## PROBLEM STATEMENT
Pick out each line of the records that includes the string "manual", and copy it.

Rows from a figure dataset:

[START]

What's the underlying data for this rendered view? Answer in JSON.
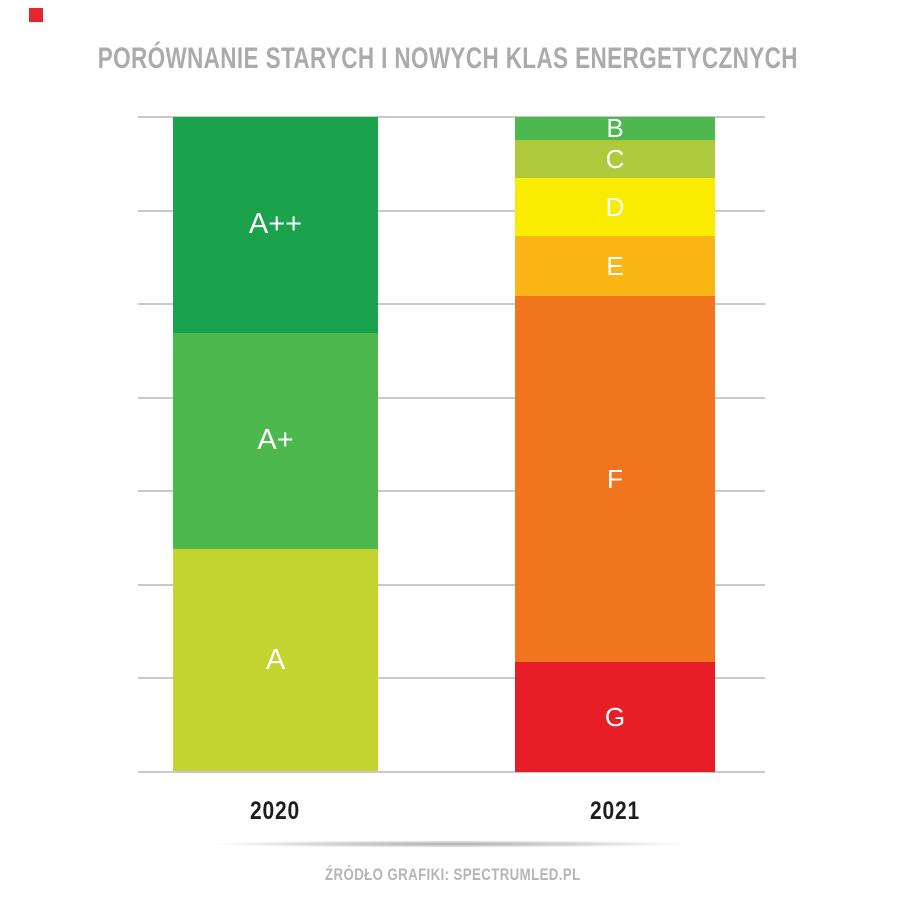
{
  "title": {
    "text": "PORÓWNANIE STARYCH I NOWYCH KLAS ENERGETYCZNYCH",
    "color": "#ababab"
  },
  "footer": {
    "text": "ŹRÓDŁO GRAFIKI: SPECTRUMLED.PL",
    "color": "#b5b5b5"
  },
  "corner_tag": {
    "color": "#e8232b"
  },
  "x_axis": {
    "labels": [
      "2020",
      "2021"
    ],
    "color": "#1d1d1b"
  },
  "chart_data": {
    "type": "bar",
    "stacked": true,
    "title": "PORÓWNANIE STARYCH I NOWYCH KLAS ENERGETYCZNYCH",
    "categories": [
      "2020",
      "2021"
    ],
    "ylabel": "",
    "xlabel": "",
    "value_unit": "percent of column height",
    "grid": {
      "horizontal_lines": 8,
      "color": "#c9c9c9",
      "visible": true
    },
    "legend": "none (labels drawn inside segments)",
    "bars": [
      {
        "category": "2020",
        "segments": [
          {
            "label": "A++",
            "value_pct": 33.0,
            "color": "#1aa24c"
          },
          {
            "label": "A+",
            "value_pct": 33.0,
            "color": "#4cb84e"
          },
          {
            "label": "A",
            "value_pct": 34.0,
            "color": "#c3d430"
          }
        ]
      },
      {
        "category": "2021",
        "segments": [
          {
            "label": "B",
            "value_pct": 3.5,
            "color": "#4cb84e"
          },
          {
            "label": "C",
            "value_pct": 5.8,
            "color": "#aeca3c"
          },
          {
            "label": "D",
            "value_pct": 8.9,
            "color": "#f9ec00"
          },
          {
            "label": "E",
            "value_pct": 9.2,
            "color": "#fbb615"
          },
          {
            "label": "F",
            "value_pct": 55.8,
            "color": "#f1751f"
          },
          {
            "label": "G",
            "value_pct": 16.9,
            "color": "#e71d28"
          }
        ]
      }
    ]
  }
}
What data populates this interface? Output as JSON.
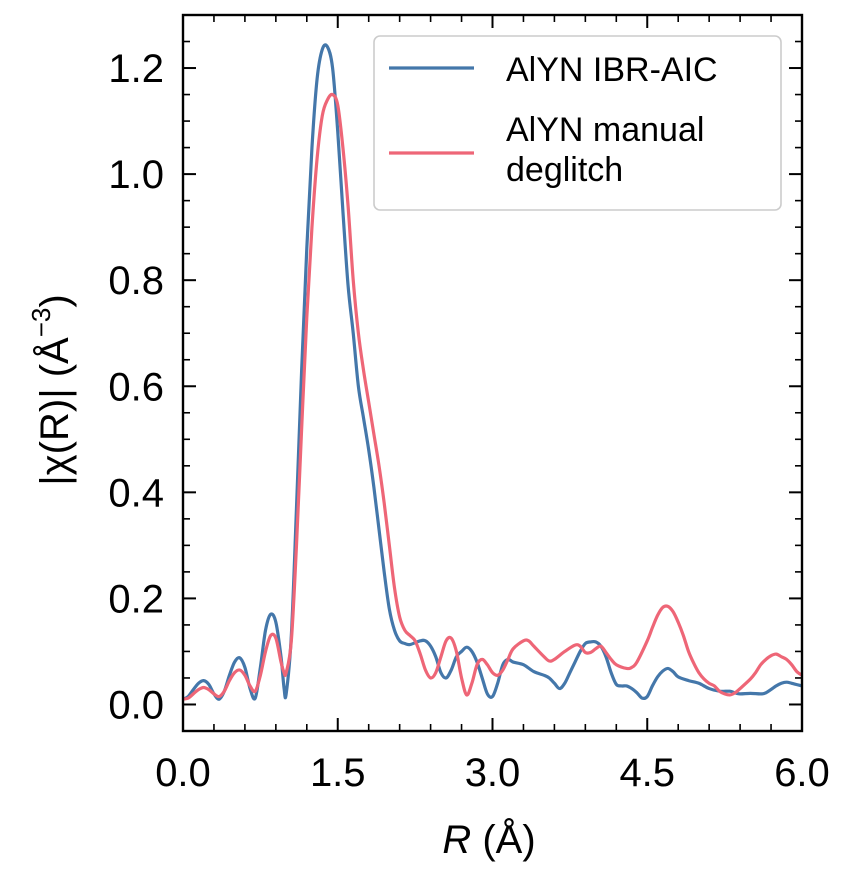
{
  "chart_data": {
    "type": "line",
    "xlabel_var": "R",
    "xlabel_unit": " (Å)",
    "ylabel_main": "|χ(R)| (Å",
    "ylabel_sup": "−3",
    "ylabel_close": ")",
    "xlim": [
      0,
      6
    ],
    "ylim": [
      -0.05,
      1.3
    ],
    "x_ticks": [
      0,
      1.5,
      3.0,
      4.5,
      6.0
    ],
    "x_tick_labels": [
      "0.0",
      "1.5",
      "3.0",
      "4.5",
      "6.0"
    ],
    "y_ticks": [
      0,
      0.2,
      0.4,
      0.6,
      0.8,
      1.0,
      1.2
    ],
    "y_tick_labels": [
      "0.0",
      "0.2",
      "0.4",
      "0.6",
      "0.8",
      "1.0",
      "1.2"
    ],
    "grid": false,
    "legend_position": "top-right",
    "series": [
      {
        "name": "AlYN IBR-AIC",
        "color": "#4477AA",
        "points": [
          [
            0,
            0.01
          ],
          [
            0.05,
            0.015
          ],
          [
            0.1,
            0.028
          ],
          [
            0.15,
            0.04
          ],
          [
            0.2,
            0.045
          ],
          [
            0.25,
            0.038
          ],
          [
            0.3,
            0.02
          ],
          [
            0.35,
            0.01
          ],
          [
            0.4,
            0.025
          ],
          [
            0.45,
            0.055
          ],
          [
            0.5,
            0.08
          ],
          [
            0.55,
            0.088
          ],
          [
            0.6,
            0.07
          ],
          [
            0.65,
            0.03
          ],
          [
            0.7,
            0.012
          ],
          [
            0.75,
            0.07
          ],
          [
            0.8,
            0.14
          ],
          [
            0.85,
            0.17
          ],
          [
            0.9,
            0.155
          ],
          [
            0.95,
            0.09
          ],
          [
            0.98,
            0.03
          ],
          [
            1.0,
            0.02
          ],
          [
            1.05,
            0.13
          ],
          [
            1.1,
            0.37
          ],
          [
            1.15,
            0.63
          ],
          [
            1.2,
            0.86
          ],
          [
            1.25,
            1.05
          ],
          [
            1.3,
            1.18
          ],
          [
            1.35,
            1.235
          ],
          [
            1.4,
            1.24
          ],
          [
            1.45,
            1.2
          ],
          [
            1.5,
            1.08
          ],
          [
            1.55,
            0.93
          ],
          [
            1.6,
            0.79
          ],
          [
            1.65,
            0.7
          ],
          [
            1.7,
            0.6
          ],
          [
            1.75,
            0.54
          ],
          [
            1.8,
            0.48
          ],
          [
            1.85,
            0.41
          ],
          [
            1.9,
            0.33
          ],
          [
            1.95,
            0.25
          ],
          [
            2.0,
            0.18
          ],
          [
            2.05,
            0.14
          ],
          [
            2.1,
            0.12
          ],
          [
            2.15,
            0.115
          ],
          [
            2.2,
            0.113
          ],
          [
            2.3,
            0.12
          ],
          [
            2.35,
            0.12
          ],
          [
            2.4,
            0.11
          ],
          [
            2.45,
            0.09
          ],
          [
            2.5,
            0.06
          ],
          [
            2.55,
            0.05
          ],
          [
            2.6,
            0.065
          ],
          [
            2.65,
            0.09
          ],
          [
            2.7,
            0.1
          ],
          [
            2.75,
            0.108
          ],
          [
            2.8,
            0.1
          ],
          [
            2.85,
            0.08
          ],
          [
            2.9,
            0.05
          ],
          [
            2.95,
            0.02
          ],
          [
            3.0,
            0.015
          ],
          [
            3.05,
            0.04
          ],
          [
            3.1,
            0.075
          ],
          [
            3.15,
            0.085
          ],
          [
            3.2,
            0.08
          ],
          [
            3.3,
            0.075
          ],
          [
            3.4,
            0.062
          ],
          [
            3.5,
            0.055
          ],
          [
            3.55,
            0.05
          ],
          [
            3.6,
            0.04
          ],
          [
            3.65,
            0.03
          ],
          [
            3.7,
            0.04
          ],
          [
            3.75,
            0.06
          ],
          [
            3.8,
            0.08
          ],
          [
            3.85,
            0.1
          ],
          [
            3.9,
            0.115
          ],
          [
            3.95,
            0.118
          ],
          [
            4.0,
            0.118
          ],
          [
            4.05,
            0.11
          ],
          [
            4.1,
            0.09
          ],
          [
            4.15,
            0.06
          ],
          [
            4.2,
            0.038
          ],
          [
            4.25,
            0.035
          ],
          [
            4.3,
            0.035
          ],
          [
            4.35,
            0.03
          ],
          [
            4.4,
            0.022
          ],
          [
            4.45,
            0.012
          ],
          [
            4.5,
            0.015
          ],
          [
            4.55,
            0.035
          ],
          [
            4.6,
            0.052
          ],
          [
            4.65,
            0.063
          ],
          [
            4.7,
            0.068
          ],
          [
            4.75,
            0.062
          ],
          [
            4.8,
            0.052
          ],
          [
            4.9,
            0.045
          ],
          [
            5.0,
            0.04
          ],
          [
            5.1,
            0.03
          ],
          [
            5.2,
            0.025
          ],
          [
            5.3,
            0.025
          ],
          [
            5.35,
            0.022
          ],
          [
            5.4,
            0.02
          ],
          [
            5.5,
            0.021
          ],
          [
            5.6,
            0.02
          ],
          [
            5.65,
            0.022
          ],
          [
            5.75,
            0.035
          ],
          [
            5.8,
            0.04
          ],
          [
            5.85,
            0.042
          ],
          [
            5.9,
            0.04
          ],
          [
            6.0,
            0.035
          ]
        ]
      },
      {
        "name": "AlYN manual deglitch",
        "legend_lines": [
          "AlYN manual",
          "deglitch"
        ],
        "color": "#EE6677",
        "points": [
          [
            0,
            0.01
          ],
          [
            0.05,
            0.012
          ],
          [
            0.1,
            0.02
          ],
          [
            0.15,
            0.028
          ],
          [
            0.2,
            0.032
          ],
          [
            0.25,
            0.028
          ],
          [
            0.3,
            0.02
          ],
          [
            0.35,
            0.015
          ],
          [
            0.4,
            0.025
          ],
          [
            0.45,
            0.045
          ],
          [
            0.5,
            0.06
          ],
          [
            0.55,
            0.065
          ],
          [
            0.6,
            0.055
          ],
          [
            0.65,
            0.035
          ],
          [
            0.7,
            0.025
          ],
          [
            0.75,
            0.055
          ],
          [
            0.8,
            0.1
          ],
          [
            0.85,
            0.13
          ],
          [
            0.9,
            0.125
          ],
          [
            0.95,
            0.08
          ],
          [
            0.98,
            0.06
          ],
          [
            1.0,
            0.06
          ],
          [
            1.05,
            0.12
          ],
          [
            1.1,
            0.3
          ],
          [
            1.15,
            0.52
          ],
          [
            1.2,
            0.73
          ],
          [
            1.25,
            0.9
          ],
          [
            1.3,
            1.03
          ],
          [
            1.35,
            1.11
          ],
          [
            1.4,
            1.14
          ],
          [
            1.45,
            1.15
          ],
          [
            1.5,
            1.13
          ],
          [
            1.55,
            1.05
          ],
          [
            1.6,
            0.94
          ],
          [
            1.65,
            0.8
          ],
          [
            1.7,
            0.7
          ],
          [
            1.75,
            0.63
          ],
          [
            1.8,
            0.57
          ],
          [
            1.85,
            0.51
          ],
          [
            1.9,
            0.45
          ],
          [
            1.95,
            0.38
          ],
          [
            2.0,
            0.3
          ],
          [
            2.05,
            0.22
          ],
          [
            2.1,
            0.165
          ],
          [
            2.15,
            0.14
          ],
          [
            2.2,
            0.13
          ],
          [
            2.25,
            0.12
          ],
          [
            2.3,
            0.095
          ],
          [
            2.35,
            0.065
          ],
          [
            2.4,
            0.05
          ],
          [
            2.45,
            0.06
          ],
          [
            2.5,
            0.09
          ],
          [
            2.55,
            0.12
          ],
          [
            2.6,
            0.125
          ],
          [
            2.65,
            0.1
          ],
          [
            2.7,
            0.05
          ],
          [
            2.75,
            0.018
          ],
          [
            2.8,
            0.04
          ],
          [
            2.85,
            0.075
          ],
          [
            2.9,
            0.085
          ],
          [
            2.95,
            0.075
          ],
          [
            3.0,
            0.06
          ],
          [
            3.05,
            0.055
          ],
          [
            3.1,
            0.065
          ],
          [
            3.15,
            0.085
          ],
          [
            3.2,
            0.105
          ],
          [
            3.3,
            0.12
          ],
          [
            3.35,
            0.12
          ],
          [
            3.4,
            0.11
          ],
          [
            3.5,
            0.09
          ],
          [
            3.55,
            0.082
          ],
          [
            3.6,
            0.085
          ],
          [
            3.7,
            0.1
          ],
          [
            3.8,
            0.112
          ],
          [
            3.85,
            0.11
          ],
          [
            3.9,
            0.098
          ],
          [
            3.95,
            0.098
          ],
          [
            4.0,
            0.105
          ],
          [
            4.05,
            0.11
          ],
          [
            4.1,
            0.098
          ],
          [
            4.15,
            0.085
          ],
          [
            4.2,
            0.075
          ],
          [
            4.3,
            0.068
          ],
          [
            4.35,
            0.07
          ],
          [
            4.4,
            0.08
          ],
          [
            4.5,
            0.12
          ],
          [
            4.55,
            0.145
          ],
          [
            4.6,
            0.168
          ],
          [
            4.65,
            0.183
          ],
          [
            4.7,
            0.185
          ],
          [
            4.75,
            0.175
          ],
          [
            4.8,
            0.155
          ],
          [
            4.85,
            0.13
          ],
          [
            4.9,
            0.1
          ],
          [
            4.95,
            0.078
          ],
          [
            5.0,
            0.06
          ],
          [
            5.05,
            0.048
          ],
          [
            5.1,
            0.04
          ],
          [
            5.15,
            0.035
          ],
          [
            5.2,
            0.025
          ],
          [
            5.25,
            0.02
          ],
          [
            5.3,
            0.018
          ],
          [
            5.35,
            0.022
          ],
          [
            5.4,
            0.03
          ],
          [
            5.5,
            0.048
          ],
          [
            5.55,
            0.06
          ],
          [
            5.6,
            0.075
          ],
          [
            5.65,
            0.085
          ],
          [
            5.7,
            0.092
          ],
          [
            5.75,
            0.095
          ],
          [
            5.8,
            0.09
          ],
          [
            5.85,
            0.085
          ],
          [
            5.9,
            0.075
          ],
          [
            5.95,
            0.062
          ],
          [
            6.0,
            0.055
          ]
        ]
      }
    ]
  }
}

[END]

## FINAL ANSWER
        "name": "AlYN manual deglitch",
          "AlYN manual",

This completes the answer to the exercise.